**YOUR GOAL**
Copy the lines that follow, keeping every character the same.

Data entries:
◆ ◆ ◆ ◆ ◆ ◆ ◆

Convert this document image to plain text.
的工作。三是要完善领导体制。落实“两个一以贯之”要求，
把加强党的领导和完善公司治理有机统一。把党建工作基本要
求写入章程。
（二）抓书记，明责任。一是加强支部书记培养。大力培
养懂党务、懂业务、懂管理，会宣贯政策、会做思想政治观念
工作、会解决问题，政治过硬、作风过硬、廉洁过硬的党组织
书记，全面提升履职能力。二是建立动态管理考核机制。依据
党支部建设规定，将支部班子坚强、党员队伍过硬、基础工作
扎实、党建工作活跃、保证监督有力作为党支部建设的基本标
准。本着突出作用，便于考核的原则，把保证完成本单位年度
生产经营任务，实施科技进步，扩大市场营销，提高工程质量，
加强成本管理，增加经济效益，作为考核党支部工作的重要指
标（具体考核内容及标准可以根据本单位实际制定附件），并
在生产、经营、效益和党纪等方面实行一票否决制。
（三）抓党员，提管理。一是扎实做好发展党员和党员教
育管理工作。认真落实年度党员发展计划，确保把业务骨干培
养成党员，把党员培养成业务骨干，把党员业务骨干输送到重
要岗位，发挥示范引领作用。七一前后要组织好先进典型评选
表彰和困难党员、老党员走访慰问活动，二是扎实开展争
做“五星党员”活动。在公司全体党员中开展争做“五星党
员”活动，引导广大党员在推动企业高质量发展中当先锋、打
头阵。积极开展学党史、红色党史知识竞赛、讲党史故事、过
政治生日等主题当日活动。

◆ ◆ ◆ ◆ ◆ ◆ ◆

**EXERCISE OUTPUT**
Convert this document image to plain text.
的工作。三是要完善领导体制。落实“两个一以贯之”要求，
把加强党的领导和完善公司治理有机统一。把党建工作基本要
求写入章程。
（二）抓书记，明责任。一是加强支部书记培养。大力培
养懂党务、懂业务、懂管理，会宣贯政策、会做思想政治观念
工作、会解决问题，政治过硬、作风过硬、廉洁过硬的党组织
书记，全面提升履职能力。二是建立动态管理考核机制。依据
党支部建设规定，将支部班子坚强、党员队伍过硬、基础工作
扎实、党建工作活跃、保证监督有力作为党支部建设的基本标
准。本着突出作用，便于考核的原则，把保证完成本单位年度
生产经营任务，实施科技进步，扩大市场营销，提高工程质量，
加强成本管理，增加经济效益，作为考核党支部工作的重要指
标（具体考核内容及标准可以根据本单位实际制定附件），并
在生产、经营、效益和党纪等方面实行一票否决制。
（三）抓党员，提管理。一是扎实做好发展党员和党员教
育管理工作。认真落实年度党员发展计划，确保把业务骨干培
养成党员，把党员培养成业务骨干，把党员业务骨干输送到重
要岗位，发挥示范引领作用。七一前后要组织好先进典型评选
表彰和困难党员、老党员走访慰问活动，二是扎实开展争
做“五星党员”活动。在公司全体党员中开展争做“五星党
员”活动，引导广大党员在推动企业高质量发展中当先锋、打
头阵。积极开展学党史、红色党史知识竞赛、讲党史故事、过
政治生日等主题当日活动。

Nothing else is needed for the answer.